_Excerpt provided_.
<<<<
The Rusty Paperweight: January 2024
Upping the Poetic Ante, from Prufrock to the Pogues, Typing Monkeys
As the Christmas season draws to a close, NVR’s editorial elves are putting the ribbons on a belated present for you. In a couple of weeks, we will release our second full-length issue: Winter 2025. You can preview the cover and the contributor list here.
In the meantime, enjoy the links!
Listen Up!
Think/NVR Online Reading
If you missed November’s online reading co-hosted by Think Journal and New Verse Review (or if you want to relive its glory), you can check out the recording below. The featured readers are Daniel Cowper, Claudia Gary, Katie Hartsock, George David Clark, Katherine Gordon, and Timothy Kleiser. Many thanks to Erica Reid,assistant editor at Think, for orgainzing the event and for inviting NVR to participate. (Don’t miss Erica’s New Year poem, linked below.)
>>>>
_Source data_.
<<<<
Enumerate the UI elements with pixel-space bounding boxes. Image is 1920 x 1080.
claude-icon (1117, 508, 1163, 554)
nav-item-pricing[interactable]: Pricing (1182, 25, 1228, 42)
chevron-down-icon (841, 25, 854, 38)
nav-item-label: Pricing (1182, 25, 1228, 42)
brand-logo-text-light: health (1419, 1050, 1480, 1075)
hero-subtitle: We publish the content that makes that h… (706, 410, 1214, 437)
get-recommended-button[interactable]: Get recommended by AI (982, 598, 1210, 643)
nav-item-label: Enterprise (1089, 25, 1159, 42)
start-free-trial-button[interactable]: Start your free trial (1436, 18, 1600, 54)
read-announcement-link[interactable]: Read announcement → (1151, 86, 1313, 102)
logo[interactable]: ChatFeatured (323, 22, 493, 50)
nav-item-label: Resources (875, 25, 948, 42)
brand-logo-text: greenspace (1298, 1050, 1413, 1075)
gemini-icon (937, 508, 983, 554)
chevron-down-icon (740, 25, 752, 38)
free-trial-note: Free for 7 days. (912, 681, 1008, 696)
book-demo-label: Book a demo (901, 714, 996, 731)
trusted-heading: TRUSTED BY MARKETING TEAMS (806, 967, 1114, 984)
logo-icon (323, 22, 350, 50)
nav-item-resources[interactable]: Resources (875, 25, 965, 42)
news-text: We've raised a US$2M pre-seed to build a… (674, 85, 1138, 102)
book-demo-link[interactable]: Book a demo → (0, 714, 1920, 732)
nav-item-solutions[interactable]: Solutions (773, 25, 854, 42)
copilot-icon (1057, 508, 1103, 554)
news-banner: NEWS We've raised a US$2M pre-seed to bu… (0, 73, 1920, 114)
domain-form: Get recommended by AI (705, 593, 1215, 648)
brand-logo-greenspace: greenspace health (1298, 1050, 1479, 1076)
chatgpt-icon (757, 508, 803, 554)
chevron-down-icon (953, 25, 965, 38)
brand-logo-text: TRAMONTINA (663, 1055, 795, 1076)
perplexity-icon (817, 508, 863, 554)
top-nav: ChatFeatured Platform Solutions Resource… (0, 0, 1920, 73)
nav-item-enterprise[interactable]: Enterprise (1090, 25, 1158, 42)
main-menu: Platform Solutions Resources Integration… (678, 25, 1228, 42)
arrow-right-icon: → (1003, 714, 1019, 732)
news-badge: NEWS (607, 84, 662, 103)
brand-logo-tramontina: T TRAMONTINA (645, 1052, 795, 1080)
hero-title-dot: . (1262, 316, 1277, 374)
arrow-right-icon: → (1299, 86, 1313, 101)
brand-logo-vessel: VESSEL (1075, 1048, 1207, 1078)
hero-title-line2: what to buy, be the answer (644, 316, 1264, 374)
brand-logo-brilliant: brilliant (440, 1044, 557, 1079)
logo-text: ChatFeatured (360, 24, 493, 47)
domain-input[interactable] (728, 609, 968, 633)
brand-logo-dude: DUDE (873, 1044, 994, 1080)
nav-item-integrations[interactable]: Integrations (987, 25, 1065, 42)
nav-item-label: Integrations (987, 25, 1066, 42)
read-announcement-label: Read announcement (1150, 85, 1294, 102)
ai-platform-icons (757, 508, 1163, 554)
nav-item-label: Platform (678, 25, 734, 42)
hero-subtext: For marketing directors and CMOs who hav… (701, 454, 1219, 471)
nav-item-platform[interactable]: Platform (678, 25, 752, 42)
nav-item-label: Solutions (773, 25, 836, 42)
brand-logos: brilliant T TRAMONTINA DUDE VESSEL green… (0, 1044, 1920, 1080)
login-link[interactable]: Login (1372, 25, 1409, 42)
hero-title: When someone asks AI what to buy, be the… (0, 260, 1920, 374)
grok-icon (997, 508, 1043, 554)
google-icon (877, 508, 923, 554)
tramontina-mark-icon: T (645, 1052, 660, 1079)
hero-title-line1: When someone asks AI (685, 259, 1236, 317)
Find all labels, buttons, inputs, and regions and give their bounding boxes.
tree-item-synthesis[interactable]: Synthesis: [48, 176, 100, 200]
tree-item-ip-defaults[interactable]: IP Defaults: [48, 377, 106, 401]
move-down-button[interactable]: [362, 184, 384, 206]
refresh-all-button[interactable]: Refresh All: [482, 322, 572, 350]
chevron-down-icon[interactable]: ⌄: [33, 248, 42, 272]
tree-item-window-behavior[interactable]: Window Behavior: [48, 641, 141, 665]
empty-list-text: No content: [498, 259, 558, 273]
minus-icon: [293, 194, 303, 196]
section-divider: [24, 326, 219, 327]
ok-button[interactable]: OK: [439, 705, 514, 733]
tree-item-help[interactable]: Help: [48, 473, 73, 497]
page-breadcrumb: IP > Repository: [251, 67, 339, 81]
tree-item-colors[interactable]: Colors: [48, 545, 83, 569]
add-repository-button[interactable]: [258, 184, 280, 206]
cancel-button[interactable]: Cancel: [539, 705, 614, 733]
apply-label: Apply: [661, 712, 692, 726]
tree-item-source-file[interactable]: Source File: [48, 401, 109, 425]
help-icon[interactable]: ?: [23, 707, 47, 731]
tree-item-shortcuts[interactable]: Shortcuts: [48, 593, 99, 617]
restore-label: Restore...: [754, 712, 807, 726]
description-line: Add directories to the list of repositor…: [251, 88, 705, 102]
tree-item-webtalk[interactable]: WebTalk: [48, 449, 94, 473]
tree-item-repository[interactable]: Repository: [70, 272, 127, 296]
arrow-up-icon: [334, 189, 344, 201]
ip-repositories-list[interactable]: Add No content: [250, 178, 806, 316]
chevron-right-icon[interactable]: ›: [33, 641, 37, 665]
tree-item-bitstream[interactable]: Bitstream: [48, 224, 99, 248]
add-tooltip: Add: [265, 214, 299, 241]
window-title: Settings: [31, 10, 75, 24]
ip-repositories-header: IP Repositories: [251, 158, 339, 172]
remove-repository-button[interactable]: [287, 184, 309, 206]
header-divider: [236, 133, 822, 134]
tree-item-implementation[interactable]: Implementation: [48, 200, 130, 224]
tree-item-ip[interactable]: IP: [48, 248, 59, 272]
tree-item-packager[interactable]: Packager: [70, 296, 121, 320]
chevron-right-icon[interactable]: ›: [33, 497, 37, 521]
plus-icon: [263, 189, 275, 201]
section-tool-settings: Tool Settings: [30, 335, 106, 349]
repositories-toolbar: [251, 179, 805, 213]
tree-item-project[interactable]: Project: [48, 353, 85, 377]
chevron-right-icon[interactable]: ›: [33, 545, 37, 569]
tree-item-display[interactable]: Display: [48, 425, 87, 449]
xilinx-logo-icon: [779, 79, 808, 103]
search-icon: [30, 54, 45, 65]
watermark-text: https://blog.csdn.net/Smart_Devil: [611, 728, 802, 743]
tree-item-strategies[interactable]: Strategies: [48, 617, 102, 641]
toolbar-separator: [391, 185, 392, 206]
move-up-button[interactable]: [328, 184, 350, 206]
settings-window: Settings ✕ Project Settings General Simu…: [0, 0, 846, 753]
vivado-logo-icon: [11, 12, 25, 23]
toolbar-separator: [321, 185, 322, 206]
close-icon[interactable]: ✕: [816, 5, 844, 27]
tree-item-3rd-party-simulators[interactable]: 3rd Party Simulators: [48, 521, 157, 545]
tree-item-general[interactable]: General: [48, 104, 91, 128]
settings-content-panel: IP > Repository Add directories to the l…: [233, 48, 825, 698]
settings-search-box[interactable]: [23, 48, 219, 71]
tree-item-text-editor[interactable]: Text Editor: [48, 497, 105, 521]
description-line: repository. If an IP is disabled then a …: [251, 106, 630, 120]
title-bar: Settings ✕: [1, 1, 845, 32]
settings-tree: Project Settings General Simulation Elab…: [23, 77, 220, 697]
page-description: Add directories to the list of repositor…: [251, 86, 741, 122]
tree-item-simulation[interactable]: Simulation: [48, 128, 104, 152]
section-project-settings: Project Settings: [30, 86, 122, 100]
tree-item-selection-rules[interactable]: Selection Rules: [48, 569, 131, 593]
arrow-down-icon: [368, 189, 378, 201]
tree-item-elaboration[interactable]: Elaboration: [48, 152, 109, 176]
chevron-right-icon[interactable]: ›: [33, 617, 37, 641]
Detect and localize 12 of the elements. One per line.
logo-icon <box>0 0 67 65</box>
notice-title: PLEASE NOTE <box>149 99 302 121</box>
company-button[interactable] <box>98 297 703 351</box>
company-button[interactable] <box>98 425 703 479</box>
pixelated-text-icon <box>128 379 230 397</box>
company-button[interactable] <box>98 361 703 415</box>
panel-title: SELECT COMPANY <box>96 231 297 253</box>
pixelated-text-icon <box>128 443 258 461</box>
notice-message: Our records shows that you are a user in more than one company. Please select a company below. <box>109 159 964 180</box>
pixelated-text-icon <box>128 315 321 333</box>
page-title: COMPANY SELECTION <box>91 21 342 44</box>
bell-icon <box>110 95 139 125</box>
>>>>
_To do_.
A – According to the Rusty Paperweight excerpt, who organized the online reading co-hosted by Think Journal and New Verse Review?
B – Filter the records down to every line that contains the string "domain", treating uppercase and lowercase letters as different.

_Solutions to the problems_.
A – Erica Reid, assistant editor at Think, organized the event.

B –
domain-form: Get recommended by AI (705, 593, 1215, 648)
domain-input[interactable] (728, 609, 968, 633)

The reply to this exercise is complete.